** Begin Record list **
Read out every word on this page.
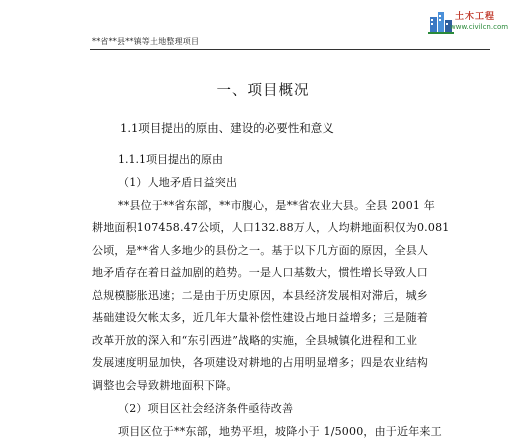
土木工程
www.civilcn.com
**省**县**镇等土地整理项目
一、项目概况
1.1项目提出的原由、建设的必要性和意义
1.1.1项目提出的原由
（1）人地矛盾日益突出
**县位于**省东部，**市腹心，是**省农业大县。全县 2001 年
耕地面积107458.47公顷，人口132.88万人，人均耕地面积仅为0.081
公顷，是**省人多地少的县份之一。基于以下几方面的原因，全县人
地矛盾存在着日益加剧的趋势。一是人口基数大，惯性增长导致人口
总规模膨胀迅速；二是由于历史原因，本县经济发展相对滞后，城乡
基础建设欠帐太多，近几年大量补偿性建设占地日益增多；三是随着
改革开放的深入和“东引西进”战略的实施，全县城镇化进程和工业
发展速度明显加快，各项建设对耕地的占用明显增多；四是农业结构
调整也会导致耕地面积下降。
（2）项目区社会经济条件亟待改善
项目区位于**东部，地势平坦，坡降小于 1/5000，由于近年来工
** End Record list **
Written exercise ▸
In your copy of the records, include no pictures; repeat everything else exactly.

Reply ▸
Read out every word on this page.
土木工程
www.civilcn.com
**省**县**镇等土地整理项目
一、项目概况
1.1项目提出的原由、建设的必要性和意义
1.1.1项目提出的原由
（1）人地矛盾日益突出
**县位于**省东部，**市腹心，是**省农业大县。全县 2001 年
耕地面积107458.47公顷，人口132.88万人，人均耕地面积仅为0.081
公顷，是**省人多地少的县份之一。基于以下几方面的原因，全县人
地矛盾存在着日益加剧的趋势。一是人口基数大，惯性增长导致人口
总规模膨胀迅速；二是由于历史原因，本县经济发展相对滞后，城乡
基础建设欠帐太多，近几年大量补偿性建设占地日益增多；三是随着
改革开放的深入和“东引西进”战略的实施，全县城镇化进程和工业
发展速度明显加快，各项建设对耕地的占用明显增多；四是农业结构
调整也会导致耕地面积下降。
（2）项目区社会经济条件亟待改善
项目区位于**东部，地势平坦，坡降小于 1/5000，由于近年来工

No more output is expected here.